Stored entries
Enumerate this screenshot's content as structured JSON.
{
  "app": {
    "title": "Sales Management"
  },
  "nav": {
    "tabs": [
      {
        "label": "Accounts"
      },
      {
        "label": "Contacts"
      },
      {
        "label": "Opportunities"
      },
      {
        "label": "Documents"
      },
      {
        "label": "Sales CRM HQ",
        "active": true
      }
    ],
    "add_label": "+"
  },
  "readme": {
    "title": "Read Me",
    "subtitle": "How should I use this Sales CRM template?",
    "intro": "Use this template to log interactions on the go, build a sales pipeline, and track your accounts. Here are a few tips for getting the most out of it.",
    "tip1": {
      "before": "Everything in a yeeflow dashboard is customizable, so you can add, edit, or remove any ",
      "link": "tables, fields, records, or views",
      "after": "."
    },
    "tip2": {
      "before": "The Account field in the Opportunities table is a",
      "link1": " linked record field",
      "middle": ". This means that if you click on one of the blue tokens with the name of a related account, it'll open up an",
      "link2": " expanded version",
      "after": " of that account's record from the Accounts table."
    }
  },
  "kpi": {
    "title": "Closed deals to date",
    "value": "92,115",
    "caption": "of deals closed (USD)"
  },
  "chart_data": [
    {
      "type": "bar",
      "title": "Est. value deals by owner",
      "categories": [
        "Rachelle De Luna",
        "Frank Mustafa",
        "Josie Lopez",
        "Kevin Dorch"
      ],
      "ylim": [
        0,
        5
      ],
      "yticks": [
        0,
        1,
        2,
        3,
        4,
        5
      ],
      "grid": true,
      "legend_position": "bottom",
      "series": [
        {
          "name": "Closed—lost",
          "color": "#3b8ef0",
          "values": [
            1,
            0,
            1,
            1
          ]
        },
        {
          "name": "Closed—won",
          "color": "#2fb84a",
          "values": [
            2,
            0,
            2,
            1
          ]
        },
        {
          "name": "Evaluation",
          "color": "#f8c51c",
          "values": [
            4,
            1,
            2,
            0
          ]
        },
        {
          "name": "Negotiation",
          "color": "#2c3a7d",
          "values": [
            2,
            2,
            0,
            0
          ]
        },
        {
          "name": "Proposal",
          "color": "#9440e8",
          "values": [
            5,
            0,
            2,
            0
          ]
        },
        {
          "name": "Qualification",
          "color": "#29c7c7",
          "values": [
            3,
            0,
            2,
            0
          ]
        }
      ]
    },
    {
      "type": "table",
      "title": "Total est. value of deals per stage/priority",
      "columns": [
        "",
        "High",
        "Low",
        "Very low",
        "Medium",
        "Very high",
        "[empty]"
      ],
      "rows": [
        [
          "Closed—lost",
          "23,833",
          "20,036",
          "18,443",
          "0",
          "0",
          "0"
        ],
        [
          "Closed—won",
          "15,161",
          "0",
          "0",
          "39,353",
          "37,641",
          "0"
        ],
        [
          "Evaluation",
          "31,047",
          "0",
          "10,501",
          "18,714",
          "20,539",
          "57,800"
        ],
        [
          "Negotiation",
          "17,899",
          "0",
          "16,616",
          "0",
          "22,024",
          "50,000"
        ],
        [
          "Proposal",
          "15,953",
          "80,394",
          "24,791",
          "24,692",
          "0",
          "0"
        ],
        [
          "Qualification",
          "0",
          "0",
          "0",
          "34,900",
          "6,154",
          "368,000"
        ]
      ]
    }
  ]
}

**STATED TASK**
Every line above should be retyped exactly as given.

**ANSWER**
Enumerate this screenshot's content as structured JSON.
{
  "app": {
    "title": "Sales Management"
  },
  "nav": {
    "tabs": [
      {
        "label": "Accounts"
      },
      {
        "label": "Contacts"
      },
      {
        "label": "Opportunities"
      },
      {
        "label": "Documents"
      },
      {
        "label": "Sales CRM HQ",
        "active": true
      }
    ],
    "add_label": "+"
  },
  "readme": {
    "title": "Read Me",
    "subtitle": "How should I use this Sales CRM template?",
    "intro": "Use this template to log interactions on the go, build a sales pipeline, and track your accounts. Here are a few tips for getting the most out of it.",
    "tip1": {
      "before": "Everything in a yeeflow dashboard is customizable, so you can add, edit, or remove any ",
      "link": "tables, fields, records, or views",
      "after": "."
    },
    "tip2": {
      "before": "The Account field in the Opportunities table is a",
      "link1": " linked record field",
      "middle": ". This means that if you click on one of the blue tokens with the name of a related account, it'll open up an",
      "link2": " expanded version",
      "after": " of that account's record from the Accounts table."
    }
  },
  "kpi": {
    "title": "Closed deals to date",
    "value": "92,115",
    "caption": "of deals closed (USD)"
  },
  "chart_data": [
    {
      "type": "bar",
      "title": "Est. value deals by owner",
      "categories": [
        "Rachelle De Luna",
        "Frank Mustafa",
        "Josie Lopez",
        "Kevin Dorch"
      ],
      "ylim": [
        0,
        5
      ],
      "yticks": [
        0,
        1,
        2,
        3,
        4,
        5
      ],
      "grid": true,
      "legend_position": "bottom",
      "series": [
        {
          "name": "Closed—lost",
          "color": "#3b8ef0",
          "values": [
            1,
            0,
            1,
            1
          ]
        },
        {
          "name": "Closed—won",
          "color": "#2fb84a",
          "values": [
            2,
            0,
            2,
            1
          ]
        },
        {
          "name": "Evaluation",
          "color": "#f8c51c",
          "values": [
            4,
            1,
            2,
            0
          ]
        },
        {
          "name": "Negotiation",
          "color": "#2c3a7d",
          "values": [
            2,
            2,
            0,
            0
          ]
        },
        {
          "name": "Proposal",
          "color": "#9440e8",
          "values": [
            5,
            0,
            2,
            0
          ]
        },
        {
          "name": "Qualification",
          "color": "#29c7c7",
          "values": [
            3,
            0,
            2,
            0
          ]
        }
      ]
    },
    {
      "type": "table",
      "title": "Total est. value of deals per stage/priority",
      "columns": [
        "",
        "High",
        "Low",
        "Very low",
        "Medium",
        "Very high",
        "[empty]"
      ],
      "rows": [
        [
          "Closed—lost",
          "23,833",
          "20,036",
          "18,443",
          "0",
          "0",
          "0"
        ],
        [
          "Closed—won",
          "15,161",
          "0",
          "0",
          "39,353",
          "37,641",
          "0"
        ],
        [
          "Evaluation",
          "31,047",
          "0",
          "10,501",
          "18,714",
          "20,539",
          "57,800"
        ],
        [
          "Negotiation",
          "17,899",
          "0",
          "16,616",
          "0",
          "22,024",
          "50,000"
        ],
        [
          "Proposal",
          "15,953",
          "80,394",
          "24,791",
          "24,692",
          "0",
          "0"
        ],
        [
          "Qualification",
          "0",
          "0",
          "0",
          "34,900",
          "6,154",
          "368,000"
        ]
      ]
    }
  ]
}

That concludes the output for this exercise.